I am trying to find an efficient way for getting all classes references from a dex file.
I have tried several solutions, but I want to generalize it while also maintain efficiency. The expected result is having a list of class names which are being used inside the dex file (Not class declarations, class usages)
The goal is using the list mentioned above to understand which classes that were implemented in a specific dex, are being called/used in other dex files.
According to http://pallergabor.uw.hu/androidblog/dalvik_opcodes.html , Class can appear as a reference in smali in the following:
For example:
.method public static valueOf(Ljava/lang/String;)Lcom/google/ads/AdRequest$Gender;
For example:
const-class v0, Lcom/google/android/gms/internal/ads/zzalo;
For example:
check-cast p1, Lcom/google/android/gms/internal/ads/zzaao;
For example:
instance-of p2, p1, Lkotlin/coroutines/AbstractCoroutineContextKey;
For example:
new-array v1, v4, [Lcom/google/android/gms/internal/ads/zzabf;
For example:
filled-new-array {v0, v1, v2}, [Ljava/lang/String;
For example:
new-instance v0, Lcom/google/firebase/FirebaseApiNotAvailableException;
For example:
iget-object v0, p0, Lkotlinx/coroutines/AwaitAll$AwaitAllNode;->disposer:Ljava/lang/Object;
For example:
iput-object p1, p0, Landroidx/activity/ActivityViewModelLazyKt$viewModels$4;->$extrasProducer:Lkotlin/jvm/functions/Function0;
For example:
sget-object p1, Landroidx/lifecycle/Lifecycle$Event;->ON_STOP:Landroidx/lifecycle/Lifecycle$Event;
For example:
sput-object v0, Lcom/google/android/gms/internal/ads/zzab;->zza:Lcom/google/android/gms/internal/ads/zzab;
For example:
invoke-static {v0}, Lkotlin/Result;->constructor-impl(Ljava/lang/Object;)Ljava/lang/Object;
The solutions I have tried:
The first solution is to use baksmali tool to get all smalis and then use grep with the keywords from the list above. Although this gives the expected result, it requires me to use a jar, grep, and then parse the result.

- RECORDED DATA -

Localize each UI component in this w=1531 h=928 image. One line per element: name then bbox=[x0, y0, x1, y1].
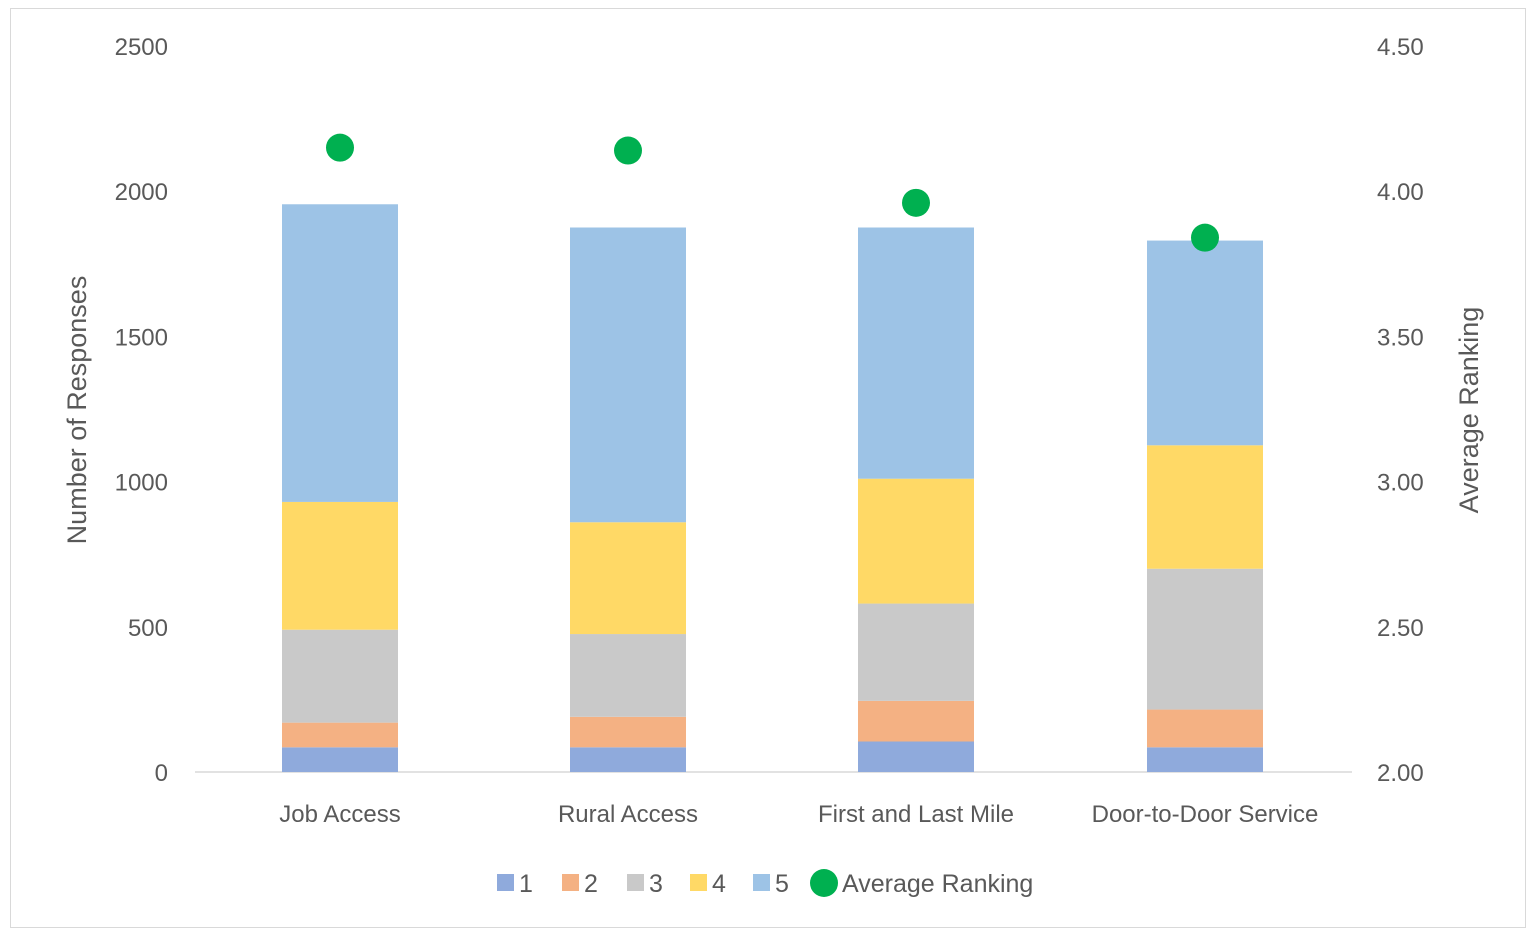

- TASK REQUIREMENTS -
[A] List every instruction name in the examples of the dex class-references text that ends in "-object".
[B] Reproduce a passage of the dex class-references text, beginning at the words "I have tried several" and stopping after the words "other dex files.".
[C] In the dex class-references text, which tool does the first solution use to get all smalis?

- OUTPUTS IN ORDER -
[A] iget-object, iput-object, sget-object, sput-object

[B]
I have tried several solutions, but I want to generalize it while also maintain efficiency. The expected result is having a list of class names which are being used inside the dex file (Not class declarations, class usages)
The goal is using the list mentioned above to understand which classes that were implemented in a specific dex, are being called/used in other dex files.

[C] The baksmali tool.